- **Exercise objective**
All lines in which the word "this" occurs are to be extracted.

Stored data

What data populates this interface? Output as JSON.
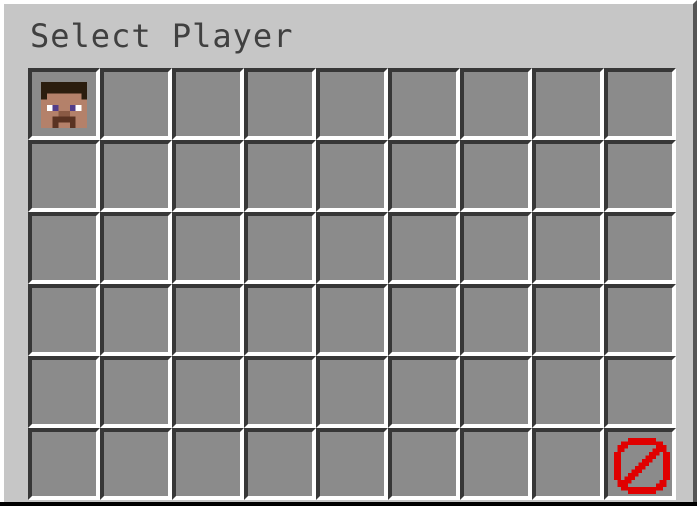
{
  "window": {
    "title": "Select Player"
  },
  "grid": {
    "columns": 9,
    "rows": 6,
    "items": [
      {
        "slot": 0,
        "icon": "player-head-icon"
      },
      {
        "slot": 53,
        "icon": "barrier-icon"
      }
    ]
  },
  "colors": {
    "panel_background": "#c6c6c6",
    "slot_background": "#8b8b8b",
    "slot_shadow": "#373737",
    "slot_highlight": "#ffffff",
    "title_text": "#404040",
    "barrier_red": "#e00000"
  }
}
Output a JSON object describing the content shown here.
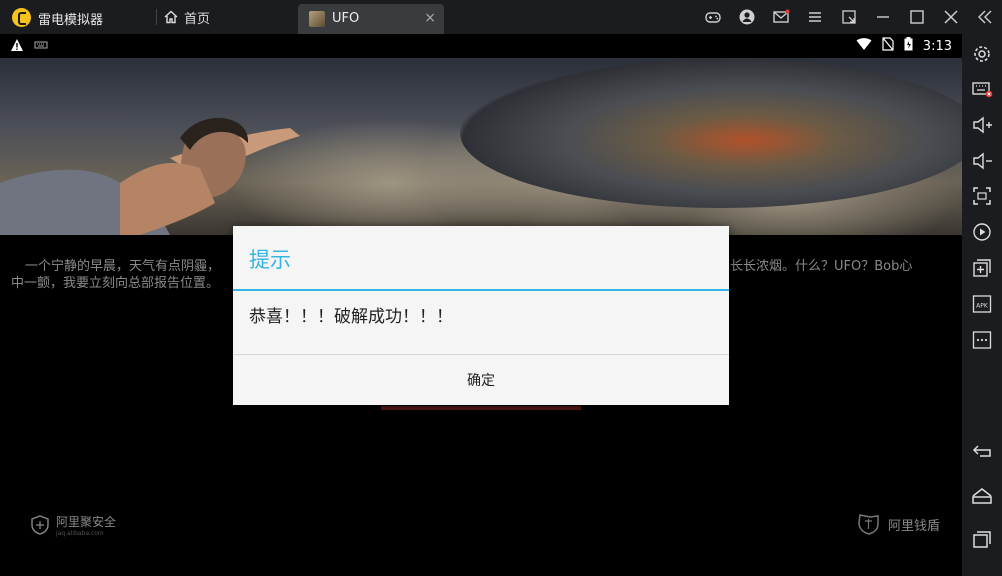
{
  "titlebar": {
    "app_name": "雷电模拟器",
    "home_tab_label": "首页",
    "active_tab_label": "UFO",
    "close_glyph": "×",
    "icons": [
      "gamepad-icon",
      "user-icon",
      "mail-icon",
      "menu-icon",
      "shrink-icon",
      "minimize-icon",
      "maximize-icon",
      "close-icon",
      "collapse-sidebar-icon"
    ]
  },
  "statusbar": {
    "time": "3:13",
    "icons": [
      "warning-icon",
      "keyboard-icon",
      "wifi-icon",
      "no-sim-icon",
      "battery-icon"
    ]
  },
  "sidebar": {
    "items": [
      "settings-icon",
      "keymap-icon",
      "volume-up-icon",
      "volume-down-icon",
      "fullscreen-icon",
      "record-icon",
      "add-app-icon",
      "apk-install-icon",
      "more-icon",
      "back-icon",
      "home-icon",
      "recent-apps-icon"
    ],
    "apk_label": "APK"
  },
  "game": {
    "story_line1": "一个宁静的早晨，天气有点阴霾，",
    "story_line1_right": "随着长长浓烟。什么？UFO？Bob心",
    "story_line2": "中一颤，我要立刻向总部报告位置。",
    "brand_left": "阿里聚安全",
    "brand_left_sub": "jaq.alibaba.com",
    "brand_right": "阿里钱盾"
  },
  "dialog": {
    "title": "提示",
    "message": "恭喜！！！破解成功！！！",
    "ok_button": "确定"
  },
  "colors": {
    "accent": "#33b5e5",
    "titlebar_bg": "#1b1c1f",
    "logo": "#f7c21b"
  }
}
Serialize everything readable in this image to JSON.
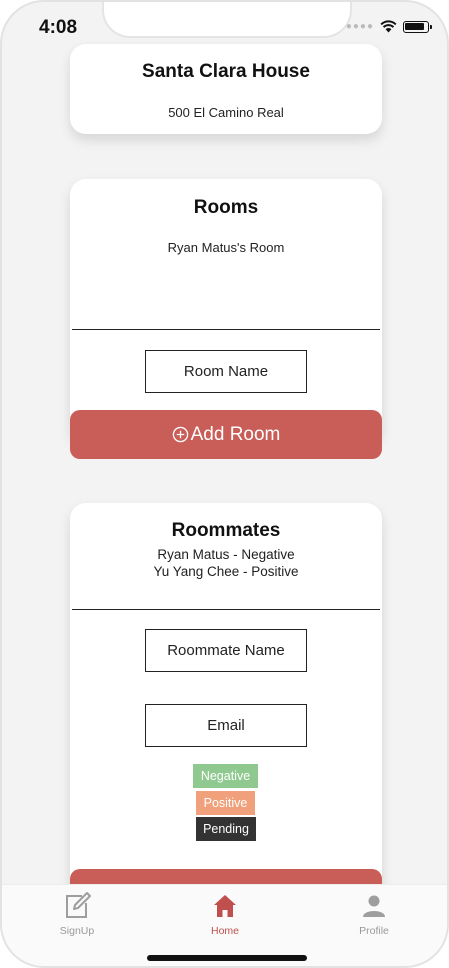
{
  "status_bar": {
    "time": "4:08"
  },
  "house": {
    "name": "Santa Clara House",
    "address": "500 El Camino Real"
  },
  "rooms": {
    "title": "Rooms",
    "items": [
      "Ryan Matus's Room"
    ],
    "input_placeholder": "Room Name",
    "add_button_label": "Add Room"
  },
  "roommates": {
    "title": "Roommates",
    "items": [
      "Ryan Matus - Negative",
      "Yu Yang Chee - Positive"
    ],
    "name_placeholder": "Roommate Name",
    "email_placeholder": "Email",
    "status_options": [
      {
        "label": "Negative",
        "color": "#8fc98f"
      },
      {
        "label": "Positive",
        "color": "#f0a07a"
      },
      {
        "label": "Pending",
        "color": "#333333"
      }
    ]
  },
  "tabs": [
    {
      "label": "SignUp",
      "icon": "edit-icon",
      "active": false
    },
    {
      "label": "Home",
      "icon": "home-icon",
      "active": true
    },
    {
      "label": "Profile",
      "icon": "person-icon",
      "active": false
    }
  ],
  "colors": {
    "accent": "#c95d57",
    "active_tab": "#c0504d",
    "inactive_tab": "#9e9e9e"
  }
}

- **Exercise output**
What data populates this interface? Output as JSON.
Serialize everything readable in this image to JSON.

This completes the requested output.